Omit every image, and transcribe the remaining entries exactly as given.

• TASK INPUTS:
+++
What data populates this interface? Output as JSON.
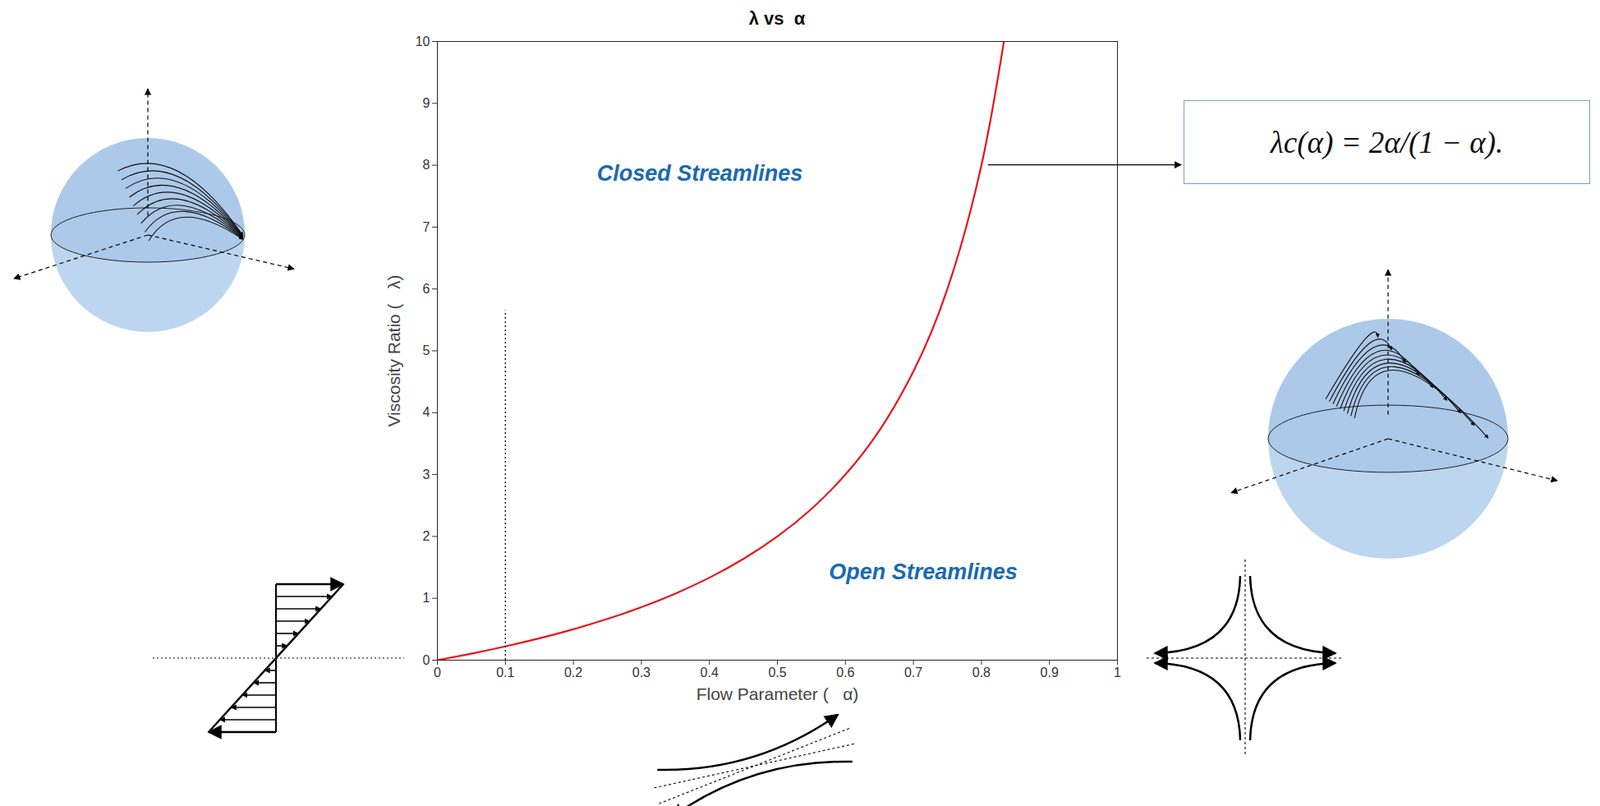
{
  "chart_data": {
    "type": "line",
    "title": "λ vs  α",
    "xlabel": "Flow Parameter (   α)",
    "ylabel": "Viscosity Ratio (   λ)",
    "x": [
      0,
      0.05,
      0.1,
      0.15,
      0.2,
      0.25,
      0.3,
      0.35,
      0.4,
      0.45,
      0.5,
      0.55,
      0.6,
      0.65,
      0.7,
      0.75,
      0.8,
      0.833
    ],
    "values": [
      0,
      0.105,
      0.222,
      0.353,
      0.5,
      0.667,
      0.857,
      1.077,
      1.333,
      1.636,
      2,
      2.444,
      3,
      3.714,
      4.667,
      6,
      8,
      10
    ],
    "color": "#e8141c",
    "xlim": [
      0,
      1
    ],
    "ylim": [
      0,
      10
    ],
    "xticks": [
      0,
      0.1,
      0.2,
      0.3,
      0.4,
      0.5,
      0.6,
      0.7,
      0.8,
      0.9,
      1
    ],
    "yticks": [
      0,
      1,
      2,
      3,
      4,
      5,
      6,
      7,
      8,
      9,
      10
    ],
    "grid": false,
    "annotations": [
      "Closed Streamlines",
      "Open Streamlines"
    ],
    "formula": "λc(α) = 2α/(1 − α).",
    "reference_lines": [
      {
        "x": 0.1,
        "y": [
          0,
          5.65
        ],
        "line_style": "dotted"
      }
    ]
  }
}
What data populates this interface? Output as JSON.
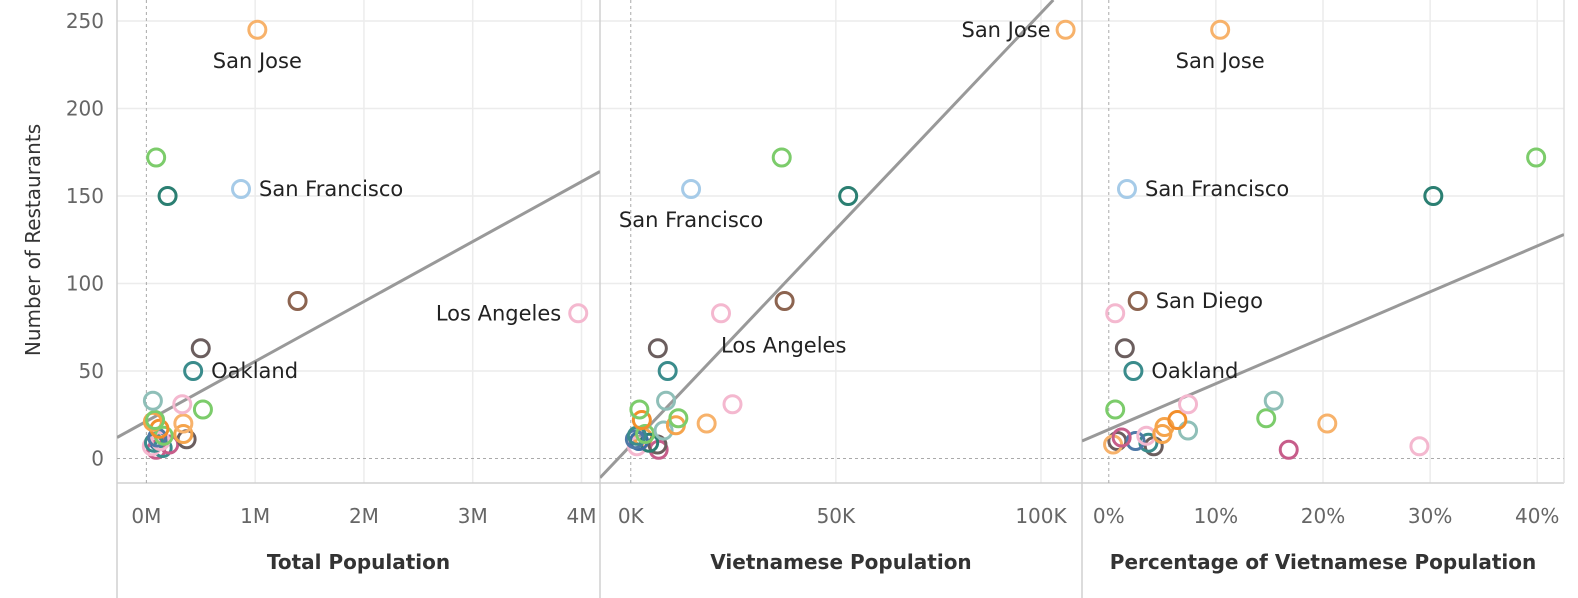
+++
• RESULT OF THE TASK:
What data populates this interface? Output as JSON.
{
  "chart_data": {
    "type": "line",
    "title": "λ vs  α",
    "xlabel": "Flow Parameter (   α)",
    "ylabel": "Viscosity Ratio (   λ)",
    "x": [
      0,
      0.05,
      0.1,
      0.15,
      0.2,
      0.25,
      0.3,
      0.35,
      0.4,
      0.45,
      0.5,
      0.55,
      0.6,
      0.65,
      0.7,
      0.75,
      0.8,
      0.833
    ],
    "values": [
      0,
      0.105,
      0.222,
      0.353,
      0.5,
      0.667,
      0.857,
      1.077,
      1.333,
      1.636,
      2,
      2.444,
      3,
      3.714,
      4.667,
      6,
      8,
      10
    ],
    "color": "#e8141c",
    "xlim": [
      0,
      1
    ],
    "ylim": [
      0,
      10
    ],
    "xticks": [
      0,
      0.1,
      0.2,
      0.3,
      0.4,
      0.5,
      0.6,
      0.7,
      0.8,
      0.9,
      1
    ],
    "yticks": [
      0,
      1,
      2,
      3,
      4,
      5,
      6,
      7,
      8,
      9,
      10
    ],
    "grid": false,
    "annotations": [
      "Closed Streamlines",
      "Open Streamlines"
    ],
    "formula": "λc(α) = 2α/(1 − α).",
    "reference_lines": [
      {
        "x": 0.1,
        "y": [
          0,
          5.65
        ],
        "line_style": "dotted"
      }
    ]
  }
}
What data populates this interface? Output as JSON.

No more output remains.